**Task objective**
Extract the complete listing and output it unchanged.

Collection entries:

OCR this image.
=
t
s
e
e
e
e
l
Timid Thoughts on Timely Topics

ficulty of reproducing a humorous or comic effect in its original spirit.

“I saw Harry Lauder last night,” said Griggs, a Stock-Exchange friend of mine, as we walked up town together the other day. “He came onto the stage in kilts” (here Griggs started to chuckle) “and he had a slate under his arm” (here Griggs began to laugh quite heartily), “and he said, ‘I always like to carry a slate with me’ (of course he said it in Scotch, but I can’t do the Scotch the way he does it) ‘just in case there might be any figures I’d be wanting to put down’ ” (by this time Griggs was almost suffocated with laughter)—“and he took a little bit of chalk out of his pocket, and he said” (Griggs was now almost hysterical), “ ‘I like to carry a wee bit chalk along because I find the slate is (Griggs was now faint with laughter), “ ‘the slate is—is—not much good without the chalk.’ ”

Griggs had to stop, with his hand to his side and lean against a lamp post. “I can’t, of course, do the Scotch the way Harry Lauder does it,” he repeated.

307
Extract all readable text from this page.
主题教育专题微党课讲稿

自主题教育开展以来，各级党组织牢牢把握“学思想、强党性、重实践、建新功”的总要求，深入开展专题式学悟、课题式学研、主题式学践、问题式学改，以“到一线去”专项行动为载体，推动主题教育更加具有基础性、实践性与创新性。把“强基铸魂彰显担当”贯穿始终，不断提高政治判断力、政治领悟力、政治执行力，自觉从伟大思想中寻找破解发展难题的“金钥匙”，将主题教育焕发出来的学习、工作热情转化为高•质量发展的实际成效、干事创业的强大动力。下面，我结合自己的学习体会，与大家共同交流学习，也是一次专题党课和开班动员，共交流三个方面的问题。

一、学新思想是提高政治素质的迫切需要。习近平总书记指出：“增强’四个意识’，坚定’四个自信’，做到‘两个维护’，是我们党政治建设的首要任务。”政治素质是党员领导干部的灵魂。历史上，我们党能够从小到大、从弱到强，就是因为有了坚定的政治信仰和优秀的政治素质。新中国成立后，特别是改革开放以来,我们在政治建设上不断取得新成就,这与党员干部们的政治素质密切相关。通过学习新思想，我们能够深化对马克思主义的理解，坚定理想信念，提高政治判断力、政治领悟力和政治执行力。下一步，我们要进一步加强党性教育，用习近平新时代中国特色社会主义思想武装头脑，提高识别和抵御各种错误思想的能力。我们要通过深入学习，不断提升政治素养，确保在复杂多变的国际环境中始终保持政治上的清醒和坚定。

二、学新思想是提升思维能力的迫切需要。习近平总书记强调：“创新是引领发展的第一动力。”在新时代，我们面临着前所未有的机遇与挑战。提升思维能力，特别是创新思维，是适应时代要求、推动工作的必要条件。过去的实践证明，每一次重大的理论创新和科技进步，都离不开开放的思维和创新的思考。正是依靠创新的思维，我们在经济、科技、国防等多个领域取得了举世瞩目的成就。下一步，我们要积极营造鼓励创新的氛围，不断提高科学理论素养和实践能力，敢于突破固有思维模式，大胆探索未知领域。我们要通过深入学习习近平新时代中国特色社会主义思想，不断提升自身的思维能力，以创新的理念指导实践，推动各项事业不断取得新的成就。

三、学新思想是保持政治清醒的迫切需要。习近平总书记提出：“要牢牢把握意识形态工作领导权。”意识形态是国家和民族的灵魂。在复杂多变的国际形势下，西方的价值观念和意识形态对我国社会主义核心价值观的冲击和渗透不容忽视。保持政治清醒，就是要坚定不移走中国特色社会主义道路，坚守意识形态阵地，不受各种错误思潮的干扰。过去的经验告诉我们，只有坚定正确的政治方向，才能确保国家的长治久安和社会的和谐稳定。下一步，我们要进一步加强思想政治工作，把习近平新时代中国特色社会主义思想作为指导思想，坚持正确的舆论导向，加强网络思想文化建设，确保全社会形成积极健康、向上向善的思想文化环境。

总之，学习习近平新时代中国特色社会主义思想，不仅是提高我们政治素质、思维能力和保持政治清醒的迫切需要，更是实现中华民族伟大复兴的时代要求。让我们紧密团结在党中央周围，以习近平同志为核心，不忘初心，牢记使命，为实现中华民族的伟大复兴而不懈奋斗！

**Full response**
OCR this image.
=
t
s
e
e
e
e
l
Timid Thoughts on Timely Topics

ficulty of reproducing a humorous or comic effect in its original spirit.

“I saw Harry Lauder last night,” said Griggs, a Stock-Exchange friend of mine, as we walked up town together the other day. “He came onto the stage in kilts” (here Griggs started to chuckle) “and he had a slate under his arm” (here Griggs began to laugh quite heartily), “and he said, ‘I always like to carry a slate with me’ (of course he said it in Scotch, but I can’t do the Scotch the way he does it) ‘just in case there might be any figures I’d be wanting to put down’ ” (by this time Griggs was almost suffocated with laughter)—“and he took a little bit of chalk out of his pocket, and he said” (Griggs was now almost hysterical), “ ‘I like to carry a wee bit chalk along because I find the slate is (Griggs was now faint with laughter), “ ‘the slate is—is—not much good without the chalk.’ ”

Griggs had to stop, with his hand to his side and lean against a lamp post. “I can’t, of course, do the Scotch the way Harry Lauder does it,” he repeated.

307
Extract all readable text from this page.
主题教育专题微党课讲稿

自主题教育开展以来，各级党组织牢牢把握“学思想、强党性、重实践、建新功”的总要求，深入开展专题式学悟、课题式学研、主题式学践、问题式学改，以“到一线去”专项行动为载体，推动主题教育更加具有基础性、实践性与创新性。把“强基铸魂彰显担当”贯穿始终，不断提高政治判断力、政治领悟力、政治执行力，自觉从伟大思想中寻找破解发展难题的“金钥匙”，将主题教育焕发出来的学习、工作热情转化为高•质量发展的实际成效、干事创业的强大动力。下面，我结合自己的学习体会，与大家共同交流学习，也是一次专题党课和开班动员，共交流三个方面的问题。

一、学新思想是提高政治素质的迫切需要。习近平总书记指出：“增强’四个意识’，坚定’四个自信’，做到‘两个维护’，是我们党政治建设的首要任务。”政治素质是党员领导干部的灵魂。历史上，我们党能够从小到大、从弱到强，就是因为有了坚定的政治信仰和优秀的政治素质。新中国成立后，特别是改革开放以来,我们在政治建设上不断取得新成就,这与党员干部们的政治素质密切相关。通过学习新思想，我们能够深化对马克思主义的理解，坚定理想信念，提高政治判断力、政治领悟力和政治执行力。下一步，我们要进一步加强党性教育，用习近平新时代中国特色社会主义思想武装头脑，提高识别和抵御各种错误思想的能力。我们要通过深入学习，不断提升政治素养，确保在复杂多变的国际环境中始终保持政治上的清醒和坚定。

二、学新思想是提升思维能力的迫切需要。习近平总书记强调：“创新是引领发展的第一动力。”在新时代，我们面临着前所未有的机遇与挑战。提升思维能力，特别是创新思维，是适应时代要求、推动工作的必要条件。过去的实践证明，每一次重大的理论创新和科技进步，都离不开开放的思维和创新的思考。正是依靠创新的思维，我们在经济、科技、国防等多个领域取得了举世瞩目的成就。下一步，我们要积极营造鼓励创新的氛围，不断提高科学理论素养和实践能力，敢于突破固有思维模式，大胆探索未知领域。我们要通过深入学习习近平新时代中国特色社会主义思想，不断提升自身的思维能力，以创新的理念指导实践，推动各项事业不断取得新的成就。

三、学新思想是保持政治清醒的迫切需要。习近平总书记提出：“要牢牢把握意识形态工作领导权。”意识形态是国家和民族的灵魂。在复杂多变的国际形势下，西方的价值观念和意识形态对我国社会主义核心价值观的冲击和渗透不容忽视。保持政治清醒，就是要坚定不移走中国特色社会主义道路，坚守意识形态阵地，不受各种错误思潮的干扰。过去的经验告诉我们，只有坚定正确的政治方向，才能确保国家的长治久安和社会的和谐稳定。下一步，我们要进一步加强思想政治工作，把习近平新时代中国特色社会主义思想作为指导思想，坚持正确的舆论导向，加强网络思想文化建设，确保全社会形成积极健康、向上向善的思想文化环境。

总之，学习习近平新时代中国特色社会主义思想，不仅是提高我们政治素质、思维能力和保持政治清醒的迫切需要，更是实现中华民族伟大复兴的时代要求。让我们紧密团结在党中央周围，以习近平同志为核心，不忘初心，牢记使命，为实现中华民族的伟大复兴而不懈奋斗！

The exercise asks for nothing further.